**REQUIREMENT:** Only lines with the word "Erythroblast" belong in the answer; copy them from the records below.

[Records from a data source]

+ + + +

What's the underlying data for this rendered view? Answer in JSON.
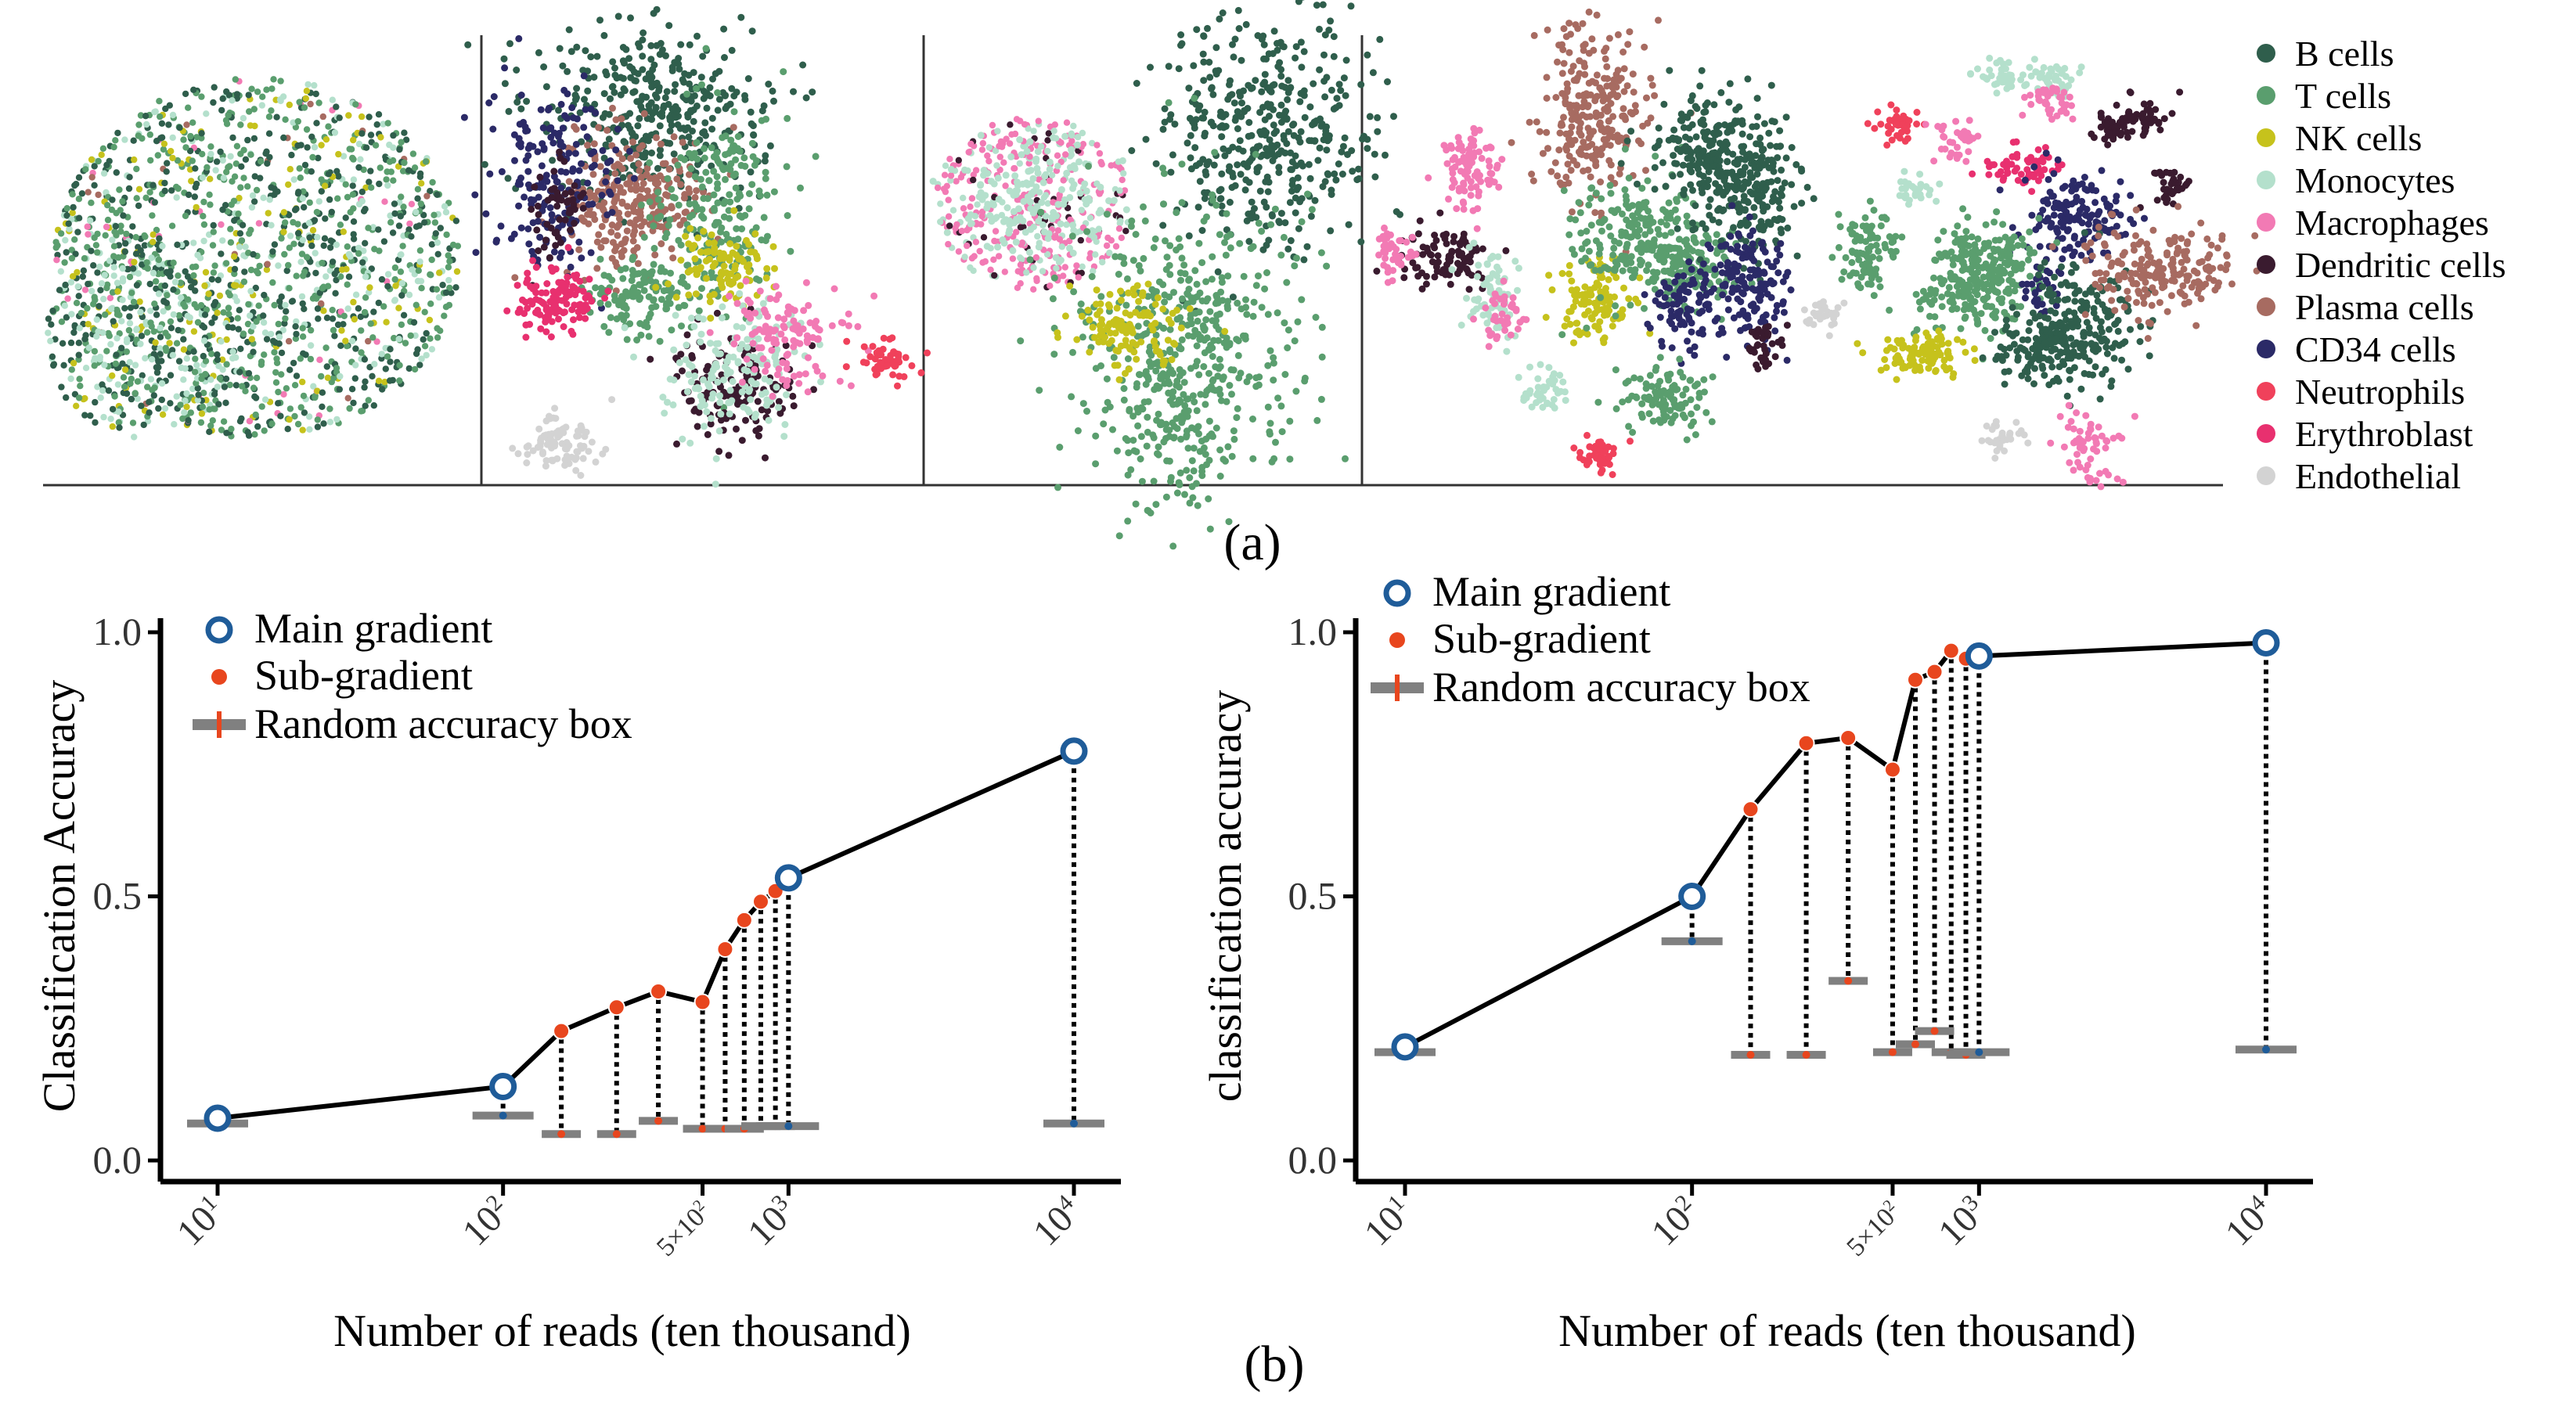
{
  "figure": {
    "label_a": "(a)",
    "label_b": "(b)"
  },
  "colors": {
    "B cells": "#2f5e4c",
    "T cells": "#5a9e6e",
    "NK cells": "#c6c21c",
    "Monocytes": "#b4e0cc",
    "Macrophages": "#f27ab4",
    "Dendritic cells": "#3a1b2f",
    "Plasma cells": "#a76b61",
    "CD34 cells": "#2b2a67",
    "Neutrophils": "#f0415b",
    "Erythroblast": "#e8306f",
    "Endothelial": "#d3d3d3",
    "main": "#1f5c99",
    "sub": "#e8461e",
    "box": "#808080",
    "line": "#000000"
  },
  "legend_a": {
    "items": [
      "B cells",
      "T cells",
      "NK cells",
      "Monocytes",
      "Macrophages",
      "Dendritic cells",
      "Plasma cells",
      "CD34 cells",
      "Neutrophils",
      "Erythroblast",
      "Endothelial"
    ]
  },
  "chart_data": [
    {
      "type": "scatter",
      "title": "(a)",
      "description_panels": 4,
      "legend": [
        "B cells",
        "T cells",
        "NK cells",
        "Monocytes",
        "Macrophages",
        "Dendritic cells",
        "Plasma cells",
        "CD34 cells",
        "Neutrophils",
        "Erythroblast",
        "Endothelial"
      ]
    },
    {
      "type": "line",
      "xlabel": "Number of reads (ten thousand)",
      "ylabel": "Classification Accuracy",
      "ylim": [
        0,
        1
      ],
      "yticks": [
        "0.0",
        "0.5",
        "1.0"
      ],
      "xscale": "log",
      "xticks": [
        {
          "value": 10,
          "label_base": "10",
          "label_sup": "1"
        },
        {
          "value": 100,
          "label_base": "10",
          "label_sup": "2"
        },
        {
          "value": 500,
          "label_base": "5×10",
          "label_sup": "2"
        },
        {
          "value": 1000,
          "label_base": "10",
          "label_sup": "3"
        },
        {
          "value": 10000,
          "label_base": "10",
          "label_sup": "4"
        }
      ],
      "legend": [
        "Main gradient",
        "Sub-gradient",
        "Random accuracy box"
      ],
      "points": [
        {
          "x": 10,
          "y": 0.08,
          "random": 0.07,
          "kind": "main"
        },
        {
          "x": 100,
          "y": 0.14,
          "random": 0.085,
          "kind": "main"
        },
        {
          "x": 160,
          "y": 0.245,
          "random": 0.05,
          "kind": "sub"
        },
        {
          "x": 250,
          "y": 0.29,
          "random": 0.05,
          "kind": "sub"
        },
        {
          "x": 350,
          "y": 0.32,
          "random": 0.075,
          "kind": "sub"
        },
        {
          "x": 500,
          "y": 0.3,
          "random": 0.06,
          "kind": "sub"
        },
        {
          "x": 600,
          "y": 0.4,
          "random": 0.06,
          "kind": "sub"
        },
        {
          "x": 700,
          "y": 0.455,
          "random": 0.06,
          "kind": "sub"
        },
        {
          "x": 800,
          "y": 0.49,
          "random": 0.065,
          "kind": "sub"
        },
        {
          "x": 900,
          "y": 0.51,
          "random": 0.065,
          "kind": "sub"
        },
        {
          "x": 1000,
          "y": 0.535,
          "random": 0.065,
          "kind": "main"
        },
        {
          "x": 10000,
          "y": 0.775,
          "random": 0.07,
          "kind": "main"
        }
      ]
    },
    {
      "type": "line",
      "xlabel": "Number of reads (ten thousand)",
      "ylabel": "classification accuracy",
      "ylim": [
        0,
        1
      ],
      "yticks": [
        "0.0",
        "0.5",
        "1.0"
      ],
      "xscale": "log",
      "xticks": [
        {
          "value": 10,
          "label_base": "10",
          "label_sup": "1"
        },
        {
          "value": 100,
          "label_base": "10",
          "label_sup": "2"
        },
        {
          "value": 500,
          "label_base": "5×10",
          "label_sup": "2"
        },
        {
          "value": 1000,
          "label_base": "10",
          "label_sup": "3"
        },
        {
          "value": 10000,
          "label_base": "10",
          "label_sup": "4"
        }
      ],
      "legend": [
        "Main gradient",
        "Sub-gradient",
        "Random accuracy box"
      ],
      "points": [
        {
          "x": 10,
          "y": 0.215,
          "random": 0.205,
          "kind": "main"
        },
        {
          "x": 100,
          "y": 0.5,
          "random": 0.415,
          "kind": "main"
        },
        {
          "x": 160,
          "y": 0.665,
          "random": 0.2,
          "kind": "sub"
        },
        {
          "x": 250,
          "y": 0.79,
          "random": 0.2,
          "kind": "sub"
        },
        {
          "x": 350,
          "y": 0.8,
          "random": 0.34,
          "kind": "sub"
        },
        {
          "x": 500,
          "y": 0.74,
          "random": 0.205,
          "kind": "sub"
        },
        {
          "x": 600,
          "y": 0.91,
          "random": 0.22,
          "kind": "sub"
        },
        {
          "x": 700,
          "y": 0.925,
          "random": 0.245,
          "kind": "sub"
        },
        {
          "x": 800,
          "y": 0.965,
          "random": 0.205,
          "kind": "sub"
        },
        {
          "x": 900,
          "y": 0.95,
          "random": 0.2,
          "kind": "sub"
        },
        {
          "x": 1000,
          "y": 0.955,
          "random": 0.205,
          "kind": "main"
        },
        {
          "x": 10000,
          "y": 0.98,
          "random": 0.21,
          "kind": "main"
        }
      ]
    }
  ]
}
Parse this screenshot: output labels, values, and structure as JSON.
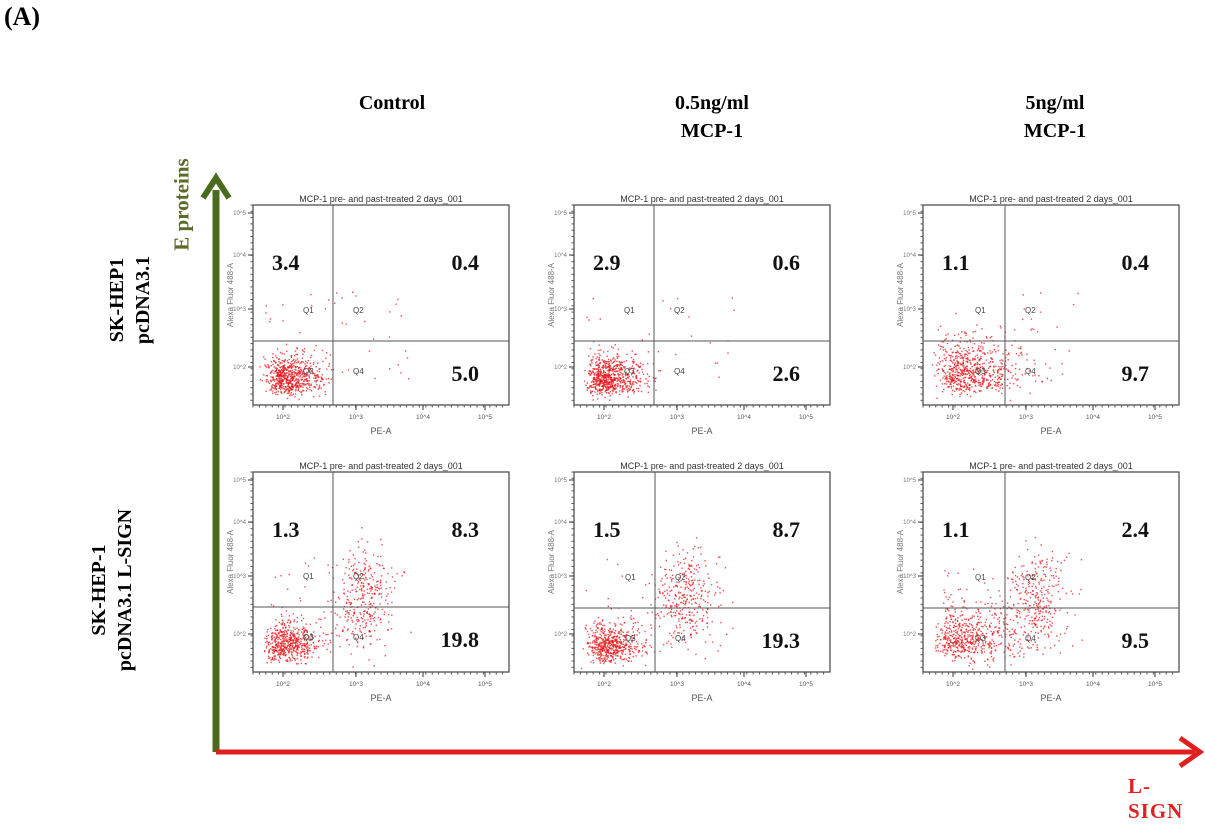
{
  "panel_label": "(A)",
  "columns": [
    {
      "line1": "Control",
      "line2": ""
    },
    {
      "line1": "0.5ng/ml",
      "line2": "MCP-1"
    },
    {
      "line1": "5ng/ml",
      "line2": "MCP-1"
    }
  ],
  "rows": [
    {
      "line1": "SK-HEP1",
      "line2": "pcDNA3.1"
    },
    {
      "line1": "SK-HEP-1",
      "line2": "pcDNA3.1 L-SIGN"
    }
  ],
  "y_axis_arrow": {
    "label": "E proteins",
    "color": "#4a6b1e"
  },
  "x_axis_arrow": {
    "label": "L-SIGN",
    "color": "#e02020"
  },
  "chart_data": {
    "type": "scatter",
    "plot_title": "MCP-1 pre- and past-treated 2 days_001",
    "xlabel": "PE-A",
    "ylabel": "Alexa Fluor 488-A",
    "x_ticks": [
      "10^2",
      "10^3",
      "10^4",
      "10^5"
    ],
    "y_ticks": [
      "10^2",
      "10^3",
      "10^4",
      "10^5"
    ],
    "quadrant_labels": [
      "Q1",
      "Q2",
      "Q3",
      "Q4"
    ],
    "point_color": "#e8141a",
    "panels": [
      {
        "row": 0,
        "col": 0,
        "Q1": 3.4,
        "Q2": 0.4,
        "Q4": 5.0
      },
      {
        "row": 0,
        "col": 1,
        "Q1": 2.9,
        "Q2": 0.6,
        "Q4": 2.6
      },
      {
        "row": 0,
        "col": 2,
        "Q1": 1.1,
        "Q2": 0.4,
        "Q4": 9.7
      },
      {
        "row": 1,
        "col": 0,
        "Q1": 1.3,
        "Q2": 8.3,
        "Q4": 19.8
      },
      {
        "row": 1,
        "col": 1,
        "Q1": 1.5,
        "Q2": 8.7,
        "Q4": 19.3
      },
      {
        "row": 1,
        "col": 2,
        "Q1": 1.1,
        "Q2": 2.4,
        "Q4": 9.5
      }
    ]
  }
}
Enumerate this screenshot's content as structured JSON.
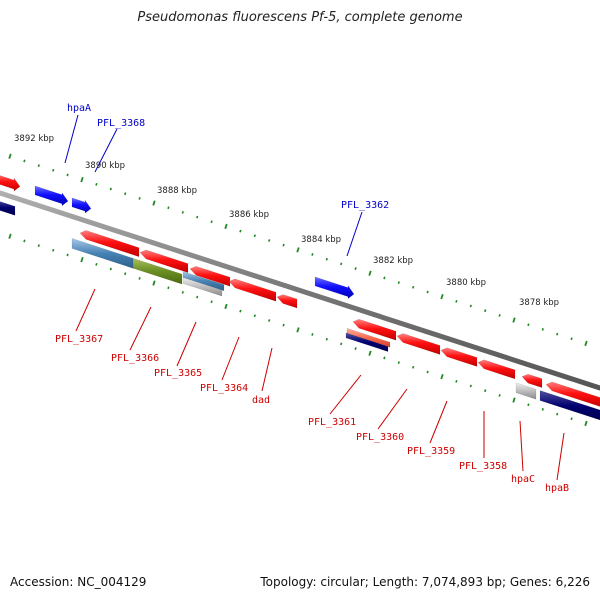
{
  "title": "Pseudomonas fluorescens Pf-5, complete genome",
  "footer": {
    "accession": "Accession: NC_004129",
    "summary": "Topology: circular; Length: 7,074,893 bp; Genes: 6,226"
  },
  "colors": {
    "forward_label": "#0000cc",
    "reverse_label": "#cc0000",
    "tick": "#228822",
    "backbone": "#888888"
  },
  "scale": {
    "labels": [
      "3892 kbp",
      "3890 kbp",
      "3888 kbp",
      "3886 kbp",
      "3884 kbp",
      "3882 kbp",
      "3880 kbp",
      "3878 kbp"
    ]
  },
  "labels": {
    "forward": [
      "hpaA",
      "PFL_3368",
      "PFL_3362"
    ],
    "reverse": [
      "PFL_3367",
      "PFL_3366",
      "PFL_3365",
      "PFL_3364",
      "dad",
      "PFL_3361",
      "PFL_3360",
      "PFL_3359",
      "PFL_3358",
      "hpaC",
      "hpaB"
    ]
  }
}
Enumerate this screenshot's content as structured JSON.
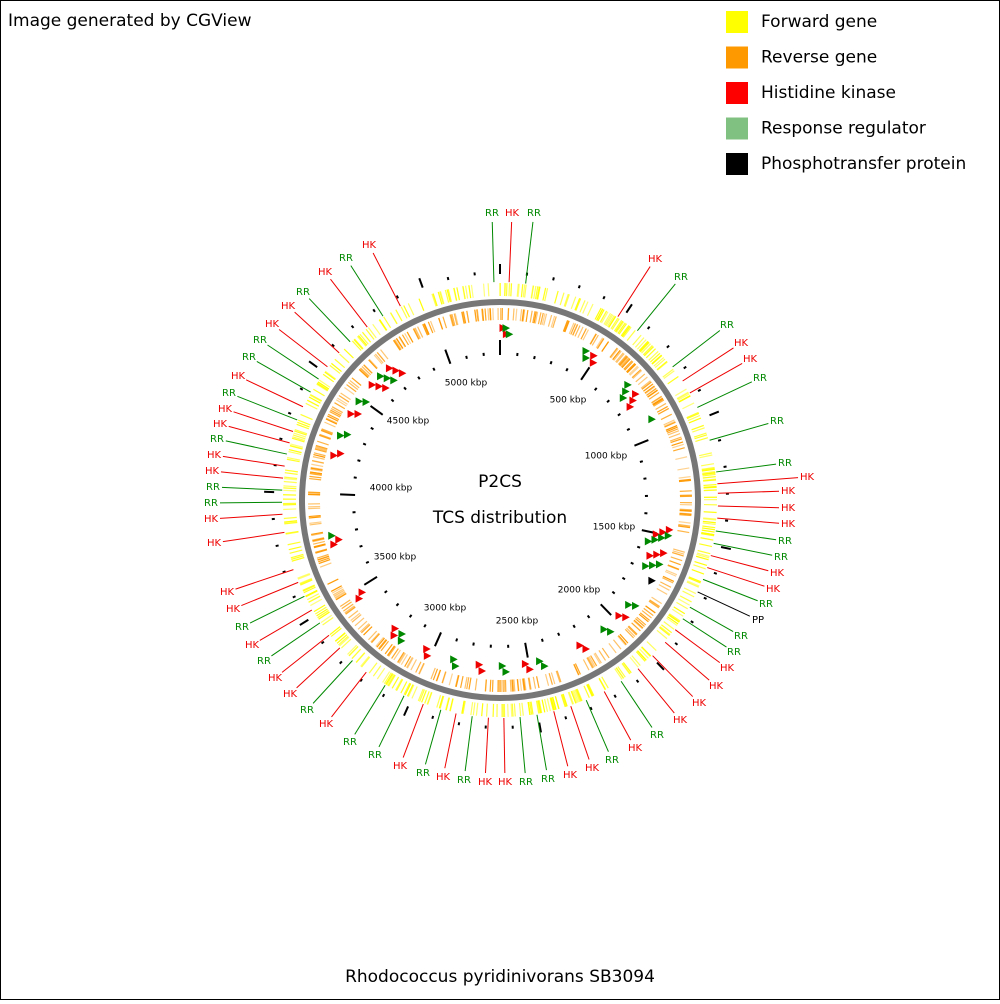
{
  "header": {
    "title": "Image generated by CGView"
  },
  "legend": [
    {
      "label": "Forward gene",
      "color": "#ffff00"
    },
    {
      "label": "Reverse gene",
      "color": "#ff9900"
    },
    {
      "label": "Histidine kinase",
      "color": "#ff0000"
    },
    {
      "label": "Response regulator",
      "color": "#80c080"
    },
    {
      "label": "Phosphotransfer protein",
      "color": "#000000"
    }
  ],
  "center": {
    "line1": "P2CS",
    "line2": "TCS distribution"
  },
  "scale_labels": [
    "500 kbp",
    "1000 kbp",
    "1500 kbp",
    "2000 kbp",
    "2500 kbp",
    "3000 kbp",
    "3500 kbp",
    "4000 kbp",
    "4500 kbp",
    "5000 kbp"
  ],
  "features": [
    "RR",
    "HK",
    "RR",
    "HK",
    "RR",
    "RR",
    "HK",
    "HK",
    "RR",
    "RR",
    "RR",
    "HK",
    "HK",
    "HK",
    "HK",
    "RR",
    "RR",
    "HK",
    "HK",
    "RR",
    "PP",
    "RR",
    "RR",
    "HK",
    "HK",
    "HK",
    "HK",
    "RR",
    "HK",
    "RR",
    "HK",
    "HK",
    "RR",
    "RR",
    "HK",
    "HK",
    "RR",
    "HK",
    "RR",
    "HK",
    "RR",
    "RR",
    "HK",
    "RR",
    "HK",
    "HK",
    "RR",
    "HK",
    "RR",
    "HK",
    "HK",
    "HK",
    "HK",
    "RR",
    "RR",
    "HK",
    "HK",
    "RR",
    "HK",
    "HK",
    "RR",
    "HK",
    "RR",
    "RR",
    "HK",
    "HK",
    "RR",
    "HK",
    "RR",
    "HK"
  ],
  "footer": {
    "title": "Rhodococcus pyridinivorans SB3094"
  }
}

+ + + +

**OUTPUT BELOW:**
    "Erythroblast": "#e8306f",
      "Erythroblast",
        "Erythroblast",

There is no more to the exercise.